Excerpt from a dataset
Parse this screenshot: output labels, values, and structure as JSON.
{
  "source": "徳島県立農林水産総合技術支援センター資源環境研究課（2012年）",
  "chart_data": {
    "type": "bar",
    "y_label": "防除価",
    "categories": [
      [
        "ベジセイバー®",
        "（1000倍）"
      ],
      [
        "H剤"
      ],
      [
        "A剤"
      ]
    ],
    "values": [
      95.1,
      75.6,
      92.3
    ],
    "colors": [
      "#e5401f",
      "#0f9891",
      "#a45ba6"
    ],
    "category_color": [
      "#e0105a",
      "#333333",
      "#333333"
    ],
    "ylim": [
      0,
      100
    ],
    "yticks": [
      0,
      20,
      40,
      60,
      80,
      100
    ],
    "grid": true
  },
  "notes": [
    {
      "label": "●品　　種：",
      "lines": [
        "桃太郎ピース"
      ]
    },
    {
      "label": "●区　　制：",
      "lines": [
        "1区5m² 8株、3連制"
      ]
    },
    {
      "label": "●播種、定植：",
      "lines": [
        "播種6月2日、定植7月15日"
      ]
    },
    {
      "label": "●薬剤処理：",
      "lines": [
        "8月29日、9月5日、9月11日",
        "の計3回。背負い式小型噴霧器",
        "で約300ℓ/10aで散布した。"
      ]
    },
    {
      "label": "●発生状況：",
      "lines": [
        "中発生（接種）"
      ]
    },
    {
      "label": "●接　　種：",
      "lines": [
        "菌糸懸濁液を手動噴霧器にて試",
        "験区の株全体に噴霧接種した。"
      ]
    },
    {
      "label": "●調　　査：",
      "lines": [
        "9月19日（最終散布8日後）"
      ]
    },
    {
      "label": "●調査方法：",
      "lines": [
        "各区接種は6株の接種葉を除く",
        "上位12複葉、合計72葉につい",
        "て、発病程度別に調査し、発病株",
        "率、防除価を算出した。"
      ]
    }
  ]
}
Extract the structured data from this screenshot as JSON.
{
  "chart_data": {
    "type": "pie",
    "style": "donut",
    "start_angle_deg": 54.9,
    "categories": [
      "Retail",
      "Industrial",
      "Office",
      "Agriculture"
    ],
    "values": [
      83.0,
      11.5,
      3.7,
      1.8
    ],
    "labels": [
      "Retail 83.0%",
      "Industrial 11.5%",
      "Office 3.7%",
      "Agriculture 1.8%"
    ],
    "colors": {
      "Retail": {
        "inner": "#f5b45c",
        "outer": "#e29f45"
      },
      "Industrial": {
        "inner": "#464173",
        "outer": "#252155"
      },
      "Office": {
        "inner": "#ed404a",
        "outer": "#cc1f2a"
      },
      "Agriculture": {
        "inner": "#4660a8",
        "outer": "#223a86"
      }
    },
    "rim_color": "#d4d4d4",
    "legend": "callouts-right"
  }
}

Instructions to follow >>
Copy the records above exactly as they appear.

Task answer >>
Parse this screenshot: output labels, values, and structure as JSON.
{
  "source": "徳島県立農林水産総合技術支援センター資源環境研究課（2012年）",
  "chart_data": {
    "type": "bar",
    "y_label": "防除価",
    "categories": [
      [
        "ベジセイバー®",
        "（1000倍）"
      ],
      [
        "H剤"
      ],
      [
        "A剤"
      ]
    ],
    "values": [
      95.1,
      75.6,
      92.3
    ],
    "colors": [
      "#e5401f",
      "#0f9891",
      "#a45ba6"
    ],
    "category_color": [
      "#e0105a",
      "#333333",
      "#333333"
    ],
    "ylim": [
      0,
      100
    ],
    "yticks": [
      0,
      20,
      40,
      60,
      80,
      100
    ],
    "grid": true
  },
  "notes": [
    {
      "label": "●品　　種：",
      "lines": [
        "桃太郎ピース"
      ]
    },
    {
      "label": "●区　　制：",
      "lines": [
        "1区5m² 8株、3連制"
      ]
    },
    {
      "label": "●播種、定植：",
      "lines": [
        "播種6月2日、定植7月15日"
      ]
    },
    {
      "label": "●薬剤処理：",
      "lines": [
        "8月29日、9月5日、9月11日",
        "の計3回。背負い式小型噴霧器",
        "で約300ℓ/10aで散布した。"
      ]
    },
    {
      "label": "●発生状況：",
      "lines": [
        "中発生（接種）"
      ]
    },
    {
      "label": "●接　　種：",
      "lines": [
        "菌糸懸濁液を手動噴霧器にて試",
        "験区の株全体に噴霧接種した。"
      ]
    },
    {
      "label": "●調　　査：",
      "lines": [
        "9月19日（最終散布8日後）"
      ]
    },
    {
      "label": "●調査方法：",
      "lines": [
        "各区接種は6株の接種葉を除く",
        "上位12複葉、合計72葉につい",
        "て、発病程度別に調査し、発病株",
        "率、防除価を算出した。"
      ]
    }
  ]
}
Extract the structured data from this screenshot as JSON.
{
  "chart_data": {
    "type": "pie",
    "style": "donut",
    "start_angle_deg": 54.9,
    "categories": [
      "Retail",
      "Industrial",
      "Office",
      "Agriculture"
    ],
    "values": [
      83.0,
      11.5,
      3.7,
      1.8
    ],
    "labels": [
      "Retail 83.0%",
      "Industrial 11.5%",
      "Office 3.7%",
      "Agriculture 1.8%"
    ],
    "colors": {
      "Retail": {
        "inner": "#f5b45c",
        "outer": "#e29f45"
      },
      "Industrial": {
        "inner": "#464173",
        "outer": "#252155"
      },
      "Office": {
        "inner": "#ed404a",
        "outer": "#cc1f2a"
      },
      "Agriculture": {
        "inner": "#4660a8",
        "outer": "#223a86"
      }
    },
    "rim_color": "#d4d4d4",
    "legend": "callouts-right"
  }
}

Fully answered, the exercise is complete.